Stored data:
....

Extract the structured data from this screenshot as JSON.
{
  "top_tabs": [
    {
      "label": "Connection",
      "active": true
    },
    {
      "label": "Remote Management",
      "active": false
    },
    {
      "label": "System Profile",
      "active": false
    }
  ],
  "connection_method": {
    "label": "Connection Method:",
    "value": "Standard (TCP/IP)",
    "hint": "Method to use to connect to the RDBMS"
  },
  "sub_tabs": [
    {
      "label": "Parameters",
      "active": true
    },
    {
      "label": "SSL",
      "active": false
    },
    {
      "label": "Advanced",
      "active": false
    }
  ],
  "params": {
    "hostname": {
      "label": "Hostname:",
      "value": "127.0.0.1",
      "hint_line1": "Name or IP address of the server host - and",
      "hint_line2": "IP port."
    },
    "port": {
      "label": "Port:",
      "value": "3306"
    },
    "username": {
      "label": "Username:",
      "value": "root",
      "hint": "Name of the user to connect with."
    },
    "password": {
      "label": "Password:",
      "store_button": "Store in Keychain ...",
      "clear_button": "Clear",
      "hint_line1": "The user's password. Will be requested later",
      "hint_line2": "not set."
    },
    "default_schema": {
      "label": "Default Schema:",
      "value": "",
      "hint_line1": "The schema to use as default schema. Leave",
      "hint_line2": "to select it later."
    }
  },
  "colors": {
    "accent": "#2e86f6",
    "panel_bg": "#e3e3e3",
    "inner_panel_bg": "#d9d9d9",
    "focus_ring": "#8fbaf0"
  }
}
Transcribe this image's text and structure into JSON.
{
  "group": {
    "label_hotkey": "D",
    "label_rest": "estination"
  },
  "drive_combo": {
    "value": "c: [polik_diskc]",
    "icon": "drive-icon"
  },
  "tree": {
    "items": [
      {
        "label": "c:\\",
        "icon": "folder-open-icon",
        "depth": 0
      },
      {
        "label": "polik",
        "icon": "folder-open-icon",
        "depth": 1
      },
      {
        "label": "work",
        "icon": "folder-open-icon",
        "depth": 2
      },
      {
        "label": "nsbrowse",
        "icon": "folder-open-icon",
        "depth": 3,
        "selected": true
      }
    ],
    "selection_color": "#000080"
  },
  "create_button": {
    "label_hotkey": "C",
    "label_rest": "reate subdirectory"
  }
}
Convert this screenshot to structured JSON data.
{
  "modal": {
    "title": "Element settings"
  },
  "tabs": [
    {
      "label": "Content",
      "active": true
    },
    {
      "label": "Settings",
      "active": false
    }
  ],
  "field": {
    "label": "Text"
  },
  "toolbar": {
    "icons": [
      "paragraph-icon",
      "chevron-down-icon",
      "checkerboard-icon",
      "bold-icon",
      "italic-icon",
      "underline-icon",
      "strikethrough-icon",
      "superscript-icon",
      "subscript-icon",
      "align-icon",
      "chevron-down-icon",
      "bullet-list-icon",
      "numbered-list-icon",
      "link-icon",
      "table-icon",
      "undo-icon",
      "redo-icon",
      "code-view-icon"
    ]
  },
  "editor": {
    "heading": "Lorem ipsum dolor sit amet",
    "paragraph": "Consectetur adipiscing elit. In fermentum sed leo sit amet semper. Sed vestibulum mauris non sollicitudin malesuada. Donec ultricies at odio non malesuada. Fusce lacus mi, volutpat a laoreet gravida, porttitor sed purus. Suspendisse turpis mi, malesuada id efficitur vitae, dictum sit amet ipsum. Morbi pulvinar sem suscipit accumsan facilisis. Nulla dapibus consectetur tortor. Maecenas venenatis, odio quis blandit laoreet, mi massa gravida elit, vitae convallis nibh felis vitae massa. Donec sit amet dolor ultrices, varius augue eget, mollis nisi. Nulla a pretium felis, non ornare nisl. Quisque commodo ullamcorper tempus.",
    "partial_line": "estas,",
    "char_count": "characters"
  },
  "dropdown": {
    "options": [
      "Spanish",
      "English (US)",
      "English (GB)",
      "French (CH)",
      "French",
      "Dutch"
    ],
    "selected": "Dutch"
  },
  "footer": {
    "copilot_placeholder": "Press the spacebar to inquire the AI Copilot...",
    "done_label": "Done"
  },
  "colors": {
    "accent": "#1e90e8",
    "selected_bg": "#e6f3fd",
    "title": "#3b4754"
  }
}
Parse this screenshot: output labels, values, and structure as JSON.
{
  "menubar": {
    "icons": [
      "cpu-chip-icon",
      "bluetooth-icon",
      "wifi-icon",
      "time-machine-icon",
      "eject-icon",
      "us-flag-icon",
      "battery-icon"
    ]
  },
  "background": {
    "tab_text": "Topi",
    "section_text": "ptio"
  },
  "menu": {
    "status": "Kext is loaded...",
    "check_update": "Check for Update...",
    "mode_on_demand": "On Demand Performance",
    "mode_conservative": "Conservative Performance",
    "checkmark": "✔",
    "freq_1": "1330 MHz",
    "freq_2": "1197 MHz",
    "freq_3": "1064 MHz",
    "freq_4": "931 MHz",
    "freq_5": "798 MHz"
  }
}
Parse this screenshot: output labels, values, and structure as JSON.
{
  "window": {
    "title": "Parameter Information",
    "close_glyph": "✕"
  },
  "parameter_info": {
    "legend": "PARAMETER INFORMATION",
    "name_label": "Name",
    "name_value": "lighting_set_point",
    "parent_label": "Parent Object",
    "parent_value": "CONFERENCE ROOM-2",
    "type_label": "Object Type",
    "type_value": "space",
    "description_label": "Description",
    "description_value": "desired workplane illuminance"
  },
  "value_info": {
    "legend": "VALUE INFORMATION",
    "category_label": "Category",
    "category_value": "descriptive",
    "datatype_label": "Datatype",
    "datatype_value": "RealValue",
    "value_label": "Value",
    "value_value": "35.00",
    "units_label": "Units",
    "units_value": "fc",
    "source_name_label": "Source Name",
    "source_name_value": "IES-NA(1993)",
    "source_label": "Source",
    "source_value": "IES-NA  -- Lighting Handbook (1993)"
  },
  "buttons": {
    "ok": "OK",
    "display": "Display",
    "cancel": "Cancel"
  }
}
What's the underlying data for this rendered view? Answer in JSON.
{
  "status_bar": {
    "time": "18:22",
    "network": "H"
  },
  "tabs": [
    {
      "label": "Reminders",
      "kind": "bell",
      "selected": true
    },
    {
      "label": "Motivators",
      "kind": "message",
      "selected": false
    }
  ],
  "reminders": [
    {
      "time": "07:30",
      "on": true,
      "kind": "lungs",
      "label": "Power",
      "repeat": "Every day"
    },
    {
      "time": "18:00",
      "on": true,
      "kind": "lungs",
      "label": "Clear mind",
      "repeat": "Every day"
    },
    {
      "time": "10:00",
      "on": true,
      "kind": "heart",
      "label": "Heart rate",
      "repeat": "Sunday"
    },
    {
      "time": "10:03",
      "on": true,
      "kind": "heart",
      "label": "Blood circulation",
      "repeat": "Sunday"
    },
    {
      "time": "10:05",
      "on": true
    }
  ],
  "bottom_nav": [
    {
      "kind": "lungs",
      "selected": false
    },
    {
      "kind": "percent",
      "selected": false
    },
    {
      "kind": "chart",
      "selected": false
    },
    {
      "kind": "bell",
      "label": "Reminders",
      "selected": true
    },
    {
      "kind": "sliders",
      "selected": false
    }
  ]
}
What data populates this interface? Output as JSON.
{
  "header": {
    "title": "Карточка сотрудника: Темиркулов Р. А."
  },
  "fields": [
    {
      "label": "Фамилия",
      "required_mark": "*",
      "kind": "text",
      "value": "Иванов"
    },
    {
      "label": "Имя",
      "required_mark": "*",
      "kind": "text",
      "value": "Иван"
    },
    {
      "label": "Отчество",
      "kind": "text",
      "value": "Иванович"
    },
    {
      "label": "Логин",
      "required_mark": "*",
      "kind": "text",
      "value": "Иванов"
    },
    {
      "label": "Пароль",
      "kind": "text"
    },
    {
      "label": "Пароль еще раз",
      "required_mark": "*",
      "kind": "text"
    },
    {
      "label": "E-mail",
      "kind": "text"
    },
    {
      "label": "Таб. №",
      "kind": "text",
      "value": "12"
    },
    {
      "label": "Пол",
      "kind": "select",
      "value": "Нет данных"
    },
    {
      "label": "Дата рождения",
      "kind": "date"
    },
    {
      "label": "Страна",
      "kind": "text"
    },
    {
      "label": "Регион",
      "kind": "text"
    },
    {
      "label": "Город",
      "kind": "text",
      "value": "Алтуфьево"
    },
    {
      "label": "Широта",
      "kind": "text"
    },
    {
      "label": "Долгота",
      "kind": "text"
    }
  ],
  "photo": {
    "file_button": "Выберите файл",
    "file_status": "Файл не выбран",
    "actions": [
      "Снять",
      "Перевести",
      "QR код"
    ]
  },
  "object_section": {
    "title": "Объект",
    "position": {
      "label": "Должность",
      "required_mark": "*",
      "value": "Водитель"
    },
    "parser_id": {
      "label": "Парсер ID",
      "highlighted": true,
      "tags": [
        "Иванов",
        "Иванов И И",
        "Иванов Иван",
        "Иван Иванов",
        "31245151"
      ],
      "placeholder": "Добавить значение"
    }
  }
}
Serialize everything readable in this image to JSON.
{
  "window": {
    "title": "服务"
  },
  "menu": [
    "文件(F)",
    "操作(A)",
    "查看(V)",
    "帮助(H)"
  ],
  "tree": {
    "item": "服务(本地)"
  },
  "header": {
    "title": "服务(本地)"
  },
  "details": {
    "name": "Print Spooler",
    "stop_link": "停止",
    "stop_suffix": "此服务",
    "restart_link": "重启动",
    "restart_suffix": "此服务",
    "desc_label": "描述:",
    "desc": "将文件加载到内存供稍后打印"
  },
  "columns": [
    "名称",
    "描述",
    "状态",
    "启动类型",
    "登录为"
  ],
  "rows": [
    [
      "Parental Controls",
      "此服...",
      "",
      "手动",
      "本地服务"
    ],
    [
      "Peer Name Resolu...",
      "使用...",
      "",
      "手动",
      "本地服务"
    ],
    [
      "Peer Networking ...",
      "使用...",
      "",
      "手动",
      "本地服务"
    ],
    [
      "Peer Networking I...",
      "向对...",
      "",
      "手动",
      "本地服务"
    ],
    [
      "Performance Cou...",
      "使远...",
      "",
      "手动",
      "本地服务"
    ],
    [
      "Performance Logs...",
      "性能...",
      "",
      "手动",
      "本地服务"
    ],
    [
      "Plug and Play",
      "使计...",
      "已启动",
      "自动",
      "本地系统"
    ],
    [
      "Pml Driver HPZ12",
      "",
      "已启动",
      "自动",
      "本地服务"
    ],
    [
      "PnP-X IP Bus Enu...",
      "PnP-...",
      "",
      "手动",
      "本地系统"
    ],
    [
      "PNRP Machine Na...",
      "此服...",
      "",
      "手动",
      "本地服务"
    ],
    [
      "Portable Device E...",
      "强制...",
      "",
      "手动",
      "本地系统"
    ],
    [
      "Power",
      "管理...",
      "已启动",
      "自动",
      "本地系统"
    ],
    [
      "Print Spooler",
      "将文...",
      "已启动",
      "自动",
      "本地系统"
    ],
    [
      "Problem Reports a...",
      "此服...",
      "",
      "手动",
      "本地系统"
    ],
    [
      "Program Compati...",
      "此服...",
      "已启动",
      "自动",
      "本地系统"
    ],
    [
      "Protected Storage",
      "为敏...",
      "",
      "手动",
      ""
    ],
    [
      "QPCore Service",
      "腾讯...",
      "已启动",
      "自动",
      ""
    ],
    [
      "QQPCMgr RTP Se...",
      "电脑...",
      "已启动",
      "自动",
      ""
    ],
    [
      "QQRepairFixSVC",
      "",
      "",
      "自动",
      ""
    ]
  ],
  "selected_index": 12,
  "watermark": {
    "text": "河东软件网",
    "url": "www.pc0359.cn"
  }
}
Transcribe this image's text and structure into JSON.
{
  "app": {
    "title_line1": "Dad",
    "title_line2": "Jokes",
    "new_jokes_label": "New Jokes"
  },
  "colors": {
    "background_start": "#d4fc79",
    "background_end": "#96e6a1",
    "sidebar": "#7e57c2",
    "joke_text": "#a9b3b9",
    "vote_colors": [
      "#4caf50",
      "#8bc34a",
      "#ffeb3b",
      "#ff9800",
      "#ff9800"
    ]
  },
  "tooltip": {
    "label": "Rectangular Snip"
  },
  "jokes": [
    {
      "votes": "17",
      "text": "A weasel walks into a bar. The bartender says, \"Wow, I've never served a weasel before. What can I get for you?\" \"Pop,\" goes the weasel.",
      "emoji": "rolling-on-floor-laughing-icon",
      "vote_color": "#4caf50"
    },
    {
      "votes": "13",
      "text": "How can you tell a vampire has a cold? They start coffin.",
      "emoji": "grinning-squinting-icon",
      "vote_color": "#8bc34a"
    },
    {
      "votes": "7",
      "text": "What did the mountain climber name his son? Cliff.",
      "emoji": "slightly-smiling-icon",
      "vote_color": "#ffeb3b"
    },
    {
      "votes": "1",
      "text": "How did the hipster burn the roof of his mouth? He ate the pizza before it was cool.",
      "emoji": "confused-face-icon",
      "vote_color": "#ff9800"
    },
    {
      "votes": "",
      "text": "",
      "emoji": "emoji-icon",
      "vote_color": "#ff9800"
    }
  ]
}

....

Stated goal: Sift through the entries and copy every line with "emoji".

Exercise output:
      "emoji": "rolling-on-floor-laughing-icon",
      "emoji": "grinning-squinting-icon",
      "emoji": "slightly-smiling-icon",
      "emoji": "confused-face-icon",
      "emoji": "emoji-icon",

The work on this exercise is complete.